» **Task instructions**:
Please list all lines of the material below in which the string "label" occurs.

+++

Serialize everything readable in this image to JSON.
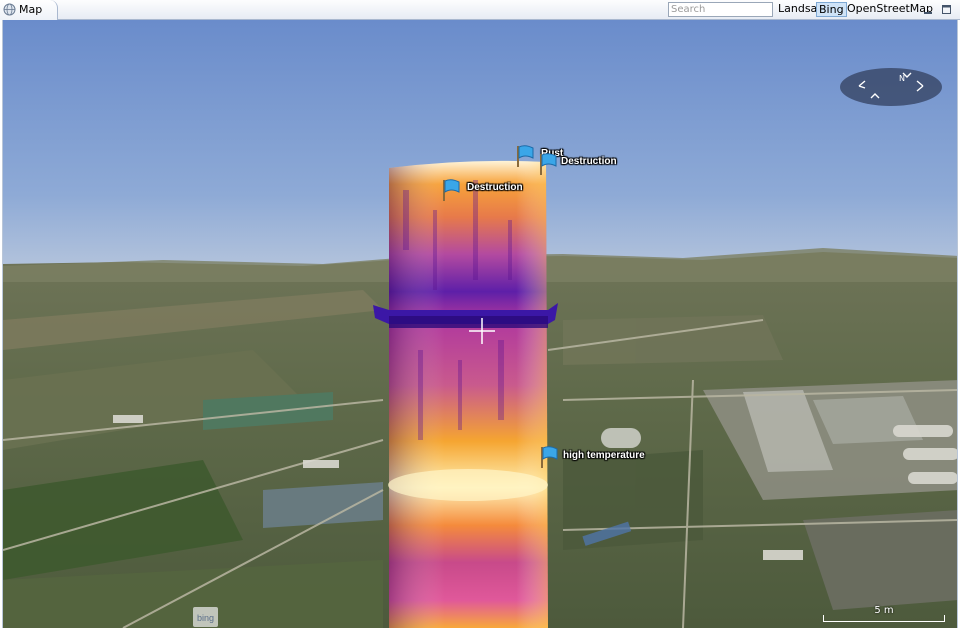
{
  "tab": {
    "label": "Map"
  },
  "search": {
    "placeholder": "Search"
  },
  "layers": [
    {
      "label": "Landsat",
      "selected": false
    },
    {
      "label": "Bing",
      "selected": true
    },
    {
      "label": "OpenStreetMap",
      "selected": false
    }
  ],
  "markers": [
    {
      "label": "Rust"
    },
    {
      "label": "Destruction"
    },
    {
      "label": "Destruction"
    },
    {
      "label": "high temperature"
    }
  ],
  "attribution": {
    "logo_text": "bing"
  },
  "scale": {
    "label": "5 m"
  },
  "colors": {
    "sky_top": "#6b8ec9",
    "sky_horizon": "#aebfd8",
    "thermal_low": "#6a1fa6",
    "thermal_mid": "#e0499a",
    "thermal_high": "#ffb01a",
    "thermal_peak": "#fff2c0",
    "flag_blue": "#3aa6e8"
  }
}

+++

» **Task output**:
    "label": "Map"
      "label": "Landsat",
      "label": "Bing",
      "label": "OpenStreetMap",
      "label": "Rust"
      "label": "Destruction"
      "label": "Destruction"
      "label": "high temperature"
    "label": "5 m"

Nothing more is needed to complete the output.